=== Source data ===
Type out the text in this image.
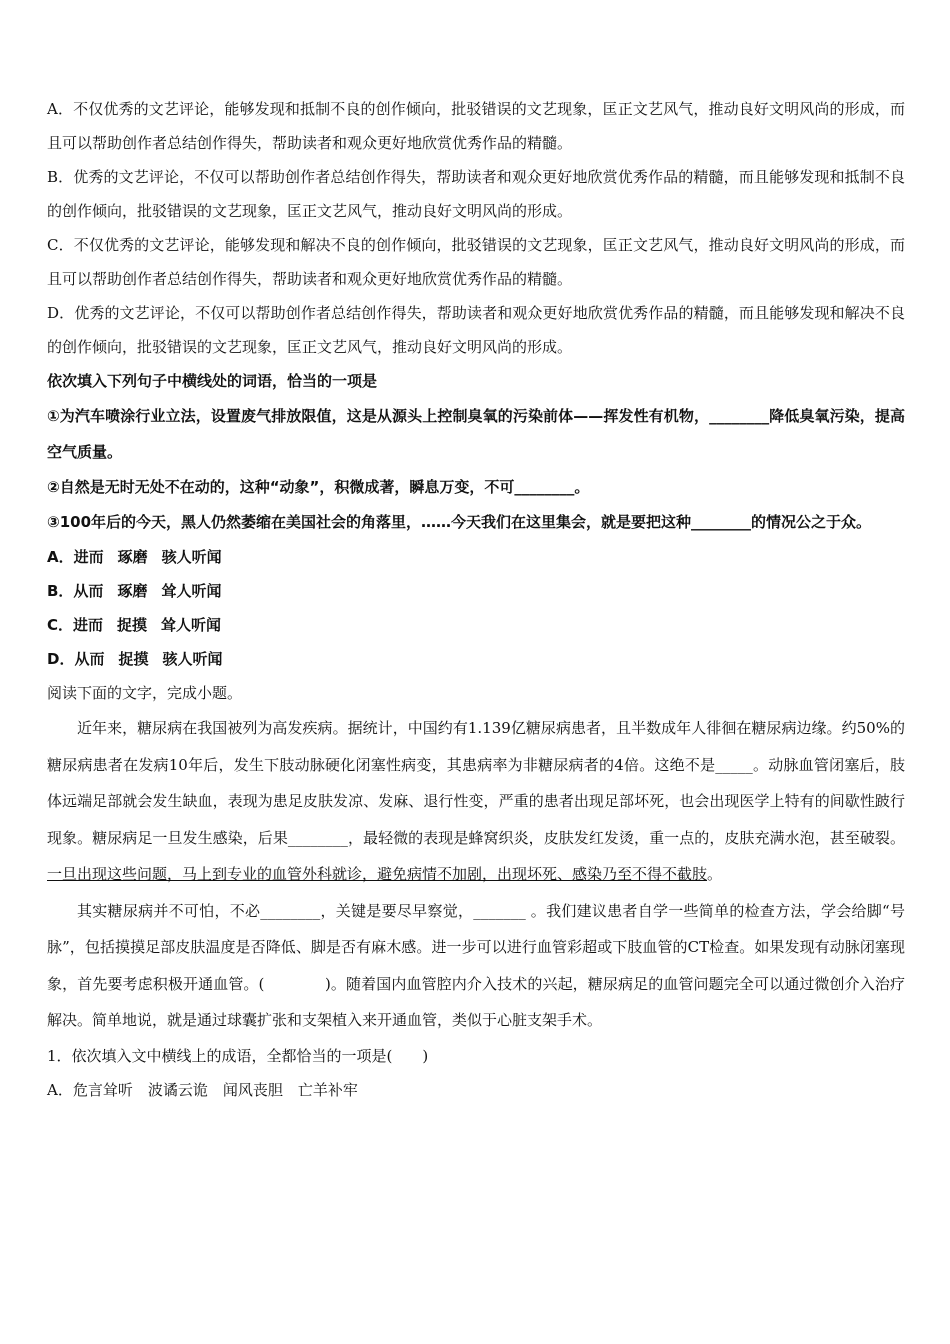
A．不仅优秀的文艺评论，能够发现和抵制不良的创作倾向，批驳错误的文艺现象，匡正文艺风气，推动良好文明风尚的形成，而且可以帮助创作者总结创作得失，帮助读者和观众更好地欣赏优秀作品的精髓。

B．优秀的文艺评论，不仅可以帮助创作者总结创作得失，帮助读者和观众更好地欣赏优秀作品的精髓，而且能够发现和抵制不良的创作倾向，批驳错误的文艺现象，匡正文艺风气，推动良好文明风尚的形成。

C．不仅优秀的文艺评论，能够发现和解决不良的创作倾向，批驳错误的文艺现象，匡正文艺风气，推动良好文明风尚的形成，而且可以帮助创作者总结创作得失，帮助读者和观众更好地欣赏优秀作品的精髓。

D．优秀的文艺评论，不仅可以帮助创作者总结创作得失，帮助读者和观众更好地欣赏优秀作品的精髓，而且能够发现和解决不良的创作倾向，批驳错误的文艺现象，匡正文艺风气，推动良好文明风尚的形成。

依次填入下列句子中横线处的词语，恰当的一项是

①为汽车喷涂行业立法，设置废气排放限值，这是从源头上控制臭氧的污染前体——挥发性有机物，________降低臭氧污染，提高空气质量。

②自然是无时无处不在动的，这种“动象”，积微成著，瞬息万变，不可________。

③100年后的今天，黑人仍然萎缩在美国社会的角落里，……今天我们在这里集会，就是要把这种________的情况公之于众。

A．进而 琢磨 骇人听闻

B．从而 琢磨 耸人听闻

C．进而 捉摸 耸人听闻

D．从而 捉摸 骇人听闻

阅读下面的文字，完成小题。

近年来，糖尿病在我国被列为高发疾病。据统计，中国约有1.139亿糖尿病患者，且半数成年人徘徊在糖尿病边缘。约50%的糖尿病患者在发病10年后，发生下肢动脉硬化闭塞性病变，其患病率为非糖尿病者的4倍。这绝不是_____。动脉血管闭塞后，肢体远端足部就会发生缺血，表现为患足皮肤发凉、发麻、退行性变，严重的患者出现足部坏死，也会出现医学上特有的间歇性跛行现象。糖尿病足一旦发生感染，后果________，最轻微的表现是蜂窝织炎，皮肤发红发烫，重一点的，皮肤充满水泡，甚至破裂。一旦出现这些问题，马上到专业的血管外科就诊，避免病情不加剧，出现坏死、感染乃至不得不截肢。

其实糖尿病并不可怕，不必________，关键是要尽早察觉，_______ 。我们建议患者自学一些简单的检查方法，学会给脚“号脉”，包括摸摸足部皮肤温度是否降低、脚是否有麻木感。进一步可以进行血管彩超或下肢血管的CT检查。如果发现有动脉闭塞现象，首先要考虑积极开通血管。(　　　　)。随着国内血管腔内介入技术的兴起，糖尿病足的血管问题完全可以通过微创介入治疗解决。简单地说，就是通过球囊扩张和支架植入来开通血管，类似于心脏支架手术。

1．依次填入文中横线上的成语，全都恰当的一项是(　　)

A．危言耸听　波谲云诡　闻风丧胆　亡羊补牢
===
Every line of the listing that holds "帮助读者和观众更好地欣赏优秀作品的精髓" should be found and copied.

**Answer for this exercise**
A．不仅优秀的文艺评论，能够发现和抵制不良的创作倾向，批驳错误的文艺现象，匡正文艺风气，推动良好文明风尚的形成，而且可以帮助创作者总结创作得失，帮助读者和观众更好地欣赏优秀作品的精髓。
B．优秀的文艺评论，不仅可以帮助创作者总结创作得失，帮助读者和观众更好地欣赏优秀作品的精髓，而且能够发现和抵制不良的创作倾向，批驳错误的文艺现象，匡正文艺风气，推动良好文明风尚的形成。
C．不仅优秀的文艺评论，能够发现和解决不良的创作倾向，批驳错误的文艺现象，匡正文艺风气，推动良好文明风尚的形成，而且可以帮助创作者总结创作得失，帮助读者和观众更好地欣赏优秀作品的精髓。
D．优秀的文艺评论，不仅可以帮助创作者总结创作得失，帮助读者和观众更好地欣赏优秀作品的精髓，而且能够发现和解决不良的创作倾向，批驳错误的文艺现象，匡正文艺风气，推动良好文明风尚的形成。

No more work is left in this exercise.